● INSTRUCTIONS FOR THE TASK: Convert every line of the material below into a JSON array of strings, one string per line, leaving out blank lines.

● LISTING:
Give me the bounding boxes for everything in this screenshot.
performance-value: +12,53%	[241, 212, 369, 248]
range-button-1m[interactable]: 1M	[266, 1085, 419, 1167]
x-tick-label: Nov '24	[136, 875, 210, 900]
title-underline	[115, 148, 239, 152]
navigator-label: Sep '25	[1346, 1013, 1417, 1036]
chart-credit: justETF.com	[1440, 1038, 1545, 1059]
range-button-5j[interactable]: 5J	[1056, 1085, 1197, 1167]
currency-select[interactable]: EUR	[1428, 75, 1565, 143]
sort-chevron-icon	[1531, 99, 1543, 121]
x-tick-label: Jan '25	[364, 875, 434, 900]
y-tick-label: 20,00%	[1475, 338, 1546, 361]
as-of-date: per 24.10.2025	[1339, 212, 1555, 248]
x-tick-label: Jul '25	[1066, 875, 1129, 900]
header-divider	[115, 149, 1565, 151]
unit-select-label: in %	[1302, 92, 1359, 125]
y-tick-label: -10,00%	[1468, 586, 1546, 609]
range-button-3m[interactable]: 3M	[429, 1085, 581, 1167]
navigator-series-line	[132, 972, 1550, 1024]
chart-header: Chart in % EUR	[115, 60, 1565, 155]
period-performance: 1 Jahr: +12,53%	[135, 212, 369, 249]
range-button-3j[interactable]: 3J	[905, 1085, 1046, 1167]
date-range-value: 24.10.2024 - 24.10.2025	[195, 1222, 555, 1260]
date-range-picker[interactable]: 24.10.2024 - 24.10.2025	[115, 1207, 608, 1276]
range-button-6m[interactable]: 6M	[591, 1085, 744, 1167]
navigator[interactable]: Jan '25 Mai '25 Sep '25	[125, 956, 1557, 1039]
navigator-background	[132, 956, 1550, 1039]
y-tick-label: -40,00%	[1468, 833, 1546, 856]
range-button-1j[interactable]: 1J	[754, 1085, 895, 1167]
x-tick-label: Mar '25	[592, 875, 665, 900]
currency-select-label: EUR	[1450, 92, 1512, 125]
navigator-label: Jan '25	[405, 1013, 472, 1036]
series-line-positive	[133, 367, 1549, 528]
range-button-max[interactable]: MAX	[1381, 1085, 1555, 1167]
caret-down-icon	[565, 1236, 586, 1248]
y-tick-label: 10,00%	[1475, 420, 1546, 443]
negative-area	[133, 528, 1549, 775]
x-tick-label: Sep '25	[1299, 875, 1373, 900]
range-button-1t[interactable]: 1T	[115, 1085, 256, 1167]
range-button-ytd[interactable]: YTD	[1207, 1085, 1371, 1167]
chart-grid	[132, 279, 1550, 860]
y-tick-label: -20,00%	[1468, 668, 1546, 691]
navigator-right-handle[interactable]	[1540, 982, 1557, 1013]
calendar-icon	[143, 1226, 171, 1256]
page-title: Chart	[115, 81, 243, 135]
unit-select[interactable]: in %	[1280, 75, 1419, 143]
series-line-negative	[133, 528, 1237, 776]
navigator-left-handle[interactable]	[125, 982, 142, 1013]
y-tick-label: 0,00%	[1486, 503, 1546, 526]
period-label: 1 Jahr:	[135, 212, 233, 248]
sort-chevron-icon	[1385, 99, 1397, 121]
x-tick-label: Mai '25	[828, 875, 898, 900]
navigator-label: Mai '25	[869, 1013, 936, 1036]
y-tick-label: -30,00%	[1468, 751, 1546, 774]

● SOLUTION FOR THIS TASK:
[
  "Give me the bounding boxes for everything in this screenshot.",
  "performance-value: +12,53%\t[241, 212, 369, 248]",
  "range-button-1m[interactable]: 1M\t[266, 1085, 419, 1167]",
  "x-tick-label: Nov '24\t[136, 875, 210, 900]",
  "title-underline\t[115, 148, 239, 152]",
  "navigator-label: Sep '25\t[1346, 1013, 1417, 1036]",
  "chart-credit: justETF.com\t[1440, 1038, 1545, 1059]",
  "range-button-5j[interactable]: 5J\t[1056, 1085, 1197, 1167]",
  "currency-select[interactable]: EUR\t[1428, 75, 1565, 143]",
  "sort-chevron-icon\t[1531, 99, 1543, 121]",
  "x-tick-label: Jan '25\t[364, 875, 434, 900]",
  "y-tick-label: 20,00%\t[1475, 338, 1546, 361]",
  "as-of-date: per 24.10.2025\t[1339, 212, 1555, 248]",
  "x-tick-label: Jul '25\t[1066, 875, 1129, 900]",
  "header-divider\t[115, 149, 1565, 151]",
  "unit-select-label: in %\t[1302, 92, 1359, 125]",
  "y-tick-label: -10,00%\t[1468, 586, 1546, 609]",
  "range-button-3m[interactable]: 3M\t[429, 1085, 581, 1167]",
  "navigator-series-line\t[132, 972, 1550, 1024]",
  "chart-header: Chart in % EUR\t[115, 60, 1565, 155]",
  "period-performance: 1 Jahr: +12,53%\t[135, 212, 369, 249]",
  "range-button-3j[interactable]: 3J\t[905, 1085, 1046, 1167]",
  "date-range-value: 24.10.2024 - 24.10.2025\t[195, 1222, 555, 1260]",
  "date-range-picker[interactable]: 24.10.2024 - 24.10.2025\t[115, 1207, 608, 1276]",
  "range-button-6m[interactable]: 6M\t[591, 1085, 744, 1167]",
  "navigator[interactable]: Jan '25 Mai '25 Sep '25\t[125, 956, 1557, 1039]",
  "navigator-background\t[132, 956, 1550, 1039]",
  "y-tick-label: -40,00%\t[1468, 833, 1546, 856]",
  "range-button-1j[interactable]: 1J\t[754, 1085, 895, 1167]",
  "x-tick-label: Mar '25\t[592, 875, 665, 900]",
  "currency-select-label: EUR\t[1450, 92, 1512, 125]",
  "navigator-label: Jan '25\t[405, 1013, 472, 1036]",
  "series-line-positive\t[133, 367, 1549, 528]",
  "range-button-max[interactable]: MAX\t[1381, 1085, 1555, 1167]",
  "caret-down-icon\t[565, 1236, 586, 1248]",
  "y-tick-label: 10,00%\t[1475, 420, 1546, 443]",
  "negative-area\t[133, 528, 1549, 775]",
  "x-tick-label: Sep '25\t[1299, 875, 1373, 900]",
  "range-button-1t[interactable]: 1T\t[115, 1085, 256, 1167]",
  "range-button-ytd[interactable]: YTD\t[1207, 1085, 1371, 1167]",
  "chart-grid\t[132, 279, 1550, 860]",
  "y-tick-label: -20,00%\t[1468, 668, 1546, 691]",
  "navigator-right-handle[interactable]\t[1540, 982, 1557, 1013]",
  "calendar-icon\t[143, 1226, 171, 1256]",
  "page-title: Chart\t[115, 81, 243, 135]",
  "unit-select[interactable]: in %\t[1280, 75, 1419, 143]",
  "series-line-negative\t[133, 528, 1237, 776]",
  "navigator-left-handle[interactable]\t[125, 982, 142, 1013]",
  "y-tick-label: 0,00%\t[1486, 503, 1546, 526]",
  "period-label: 1 Jahr:\t[135, 212, 233, 248]",
  "sort-chevron-icon\t[1385, 99, 1397, 121]",
  "x-tick-label: Mai '25\t[828, 875, 898, 900]",
  "navigator-label: Mai '25\t[869, 1013, 936, 1036]",
  "y-tick-label: -30,00%\t[1468, 751, 1546, 774]"
]